Written task | Among the entries below, find the lines with "mode" and copy them.

Data section |
------------

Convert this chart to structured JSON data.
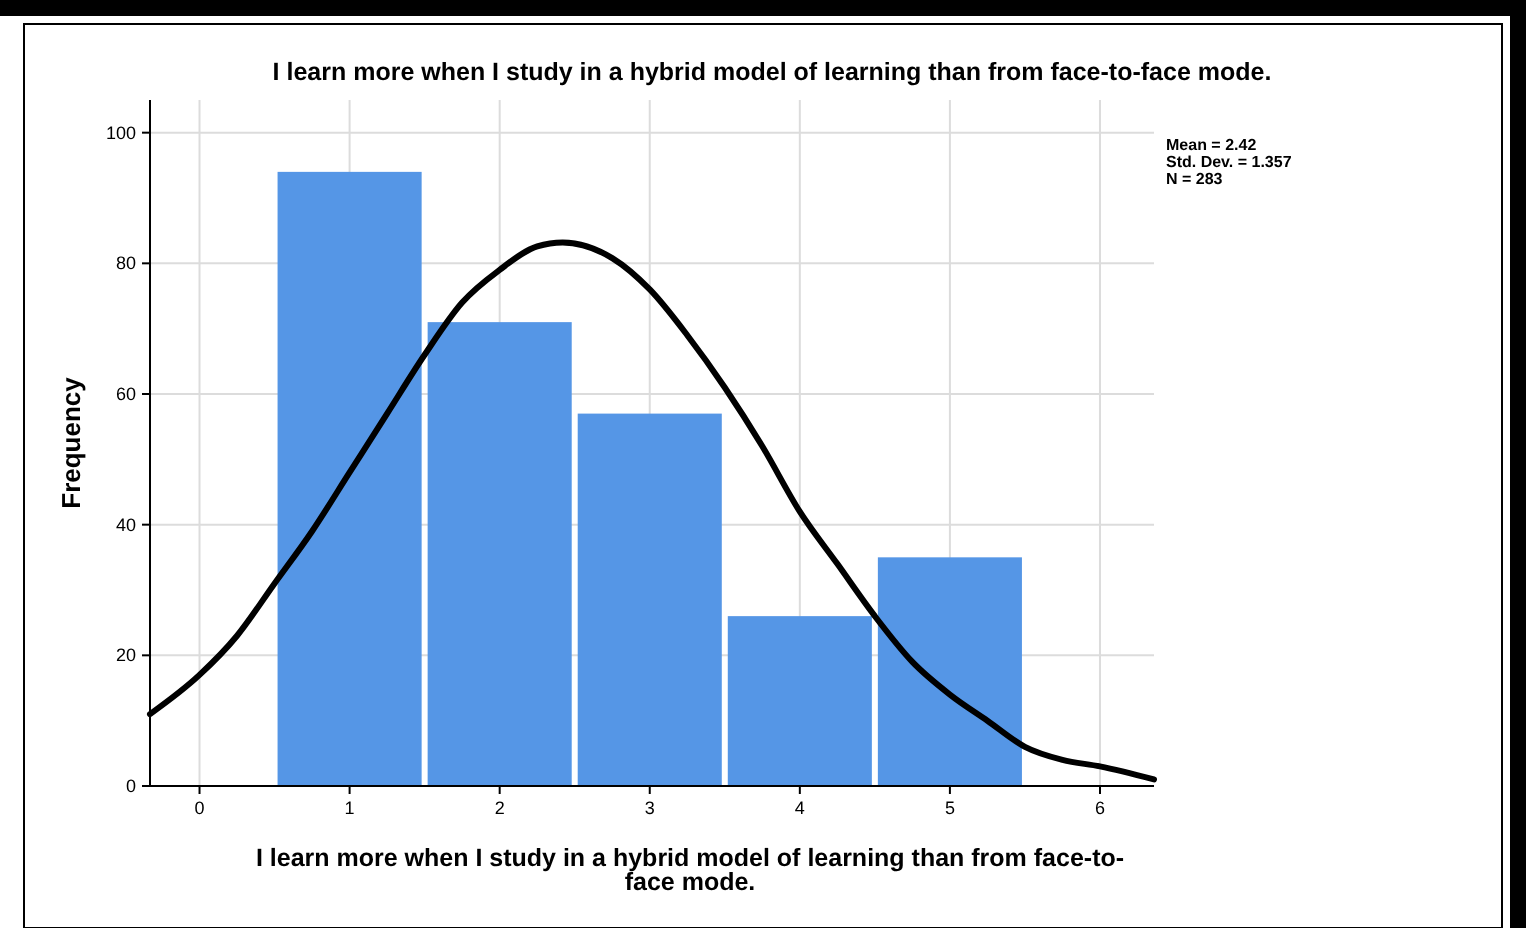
{
  "chart_data": {
    "type": "histogram",
    "title": "I learn more when I study in a hybrid model of learning than from face-to-face mode.",
    "xlabel": "I learn more when I study in a hybrid model of learning than from face-to-face mode.",
    "ylabel": "Frequency",
    "series": [
      {
        "type": "histogram",
        "color": "#5596e6",
        "bins": [
          0.5,
          1.5,
          2.5,
          3.5,
          4.5,
          5.5
        ],
        "values": [
          94,
          71,
          57,
          26,
          35
        ]
      },
      {
        "type": "line",
        "color": "#000000",
        "x": [
          -0.33,
          0,
          0.25,
          0.5,
          0.75,
          1,
          1.25,
          1.5,
          1.75,
          2,
          2.25,
          2.42,
          2.75,
          3,
          3.25,
          3.5,
          3.75,
          4,
          4.25,
          4.5,
          4.75,
          5,
          5.25,
          5.5,
          5.75,
          6,
          6.36
        ],
        "values": [
          11,
          17,
          23,
          31,
          39,
          48,
          57,
          66,
          74,
          79,
          82.6,
          83.2,
          80.8,
          76,
          69,
          61,
          52,
          42,
          34,
          26,
          19,
          14,
          10,
          6,
          4,
          3,
          1
        ]
      }
    ],
    "xlim": [
      -0.33,
      6.36
    ],
    "ylim": [
      0,
      105
    ],
    "xticks": [
      0,
      1,
      2,
      3,
      4,
      5,
      6
    ],
    "yticks": [
      0,
      20,
      40,
      60,
      80,
      100
    ],
    "grid": true,
    "line_style": "solid",
    "marker": "none",
    "annotations": [
      "Mean = 2.42",
      "Std. Dev. = 1.357",
      "N = 283"
    ]
  }
}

------------

Written answer |
    "title": "I learn more when I study in a hybrid model of learning than from face-to-face mode.",
    "xlabel": "I learn more when I study in a hybrid model of learning than from face-to-face mode.",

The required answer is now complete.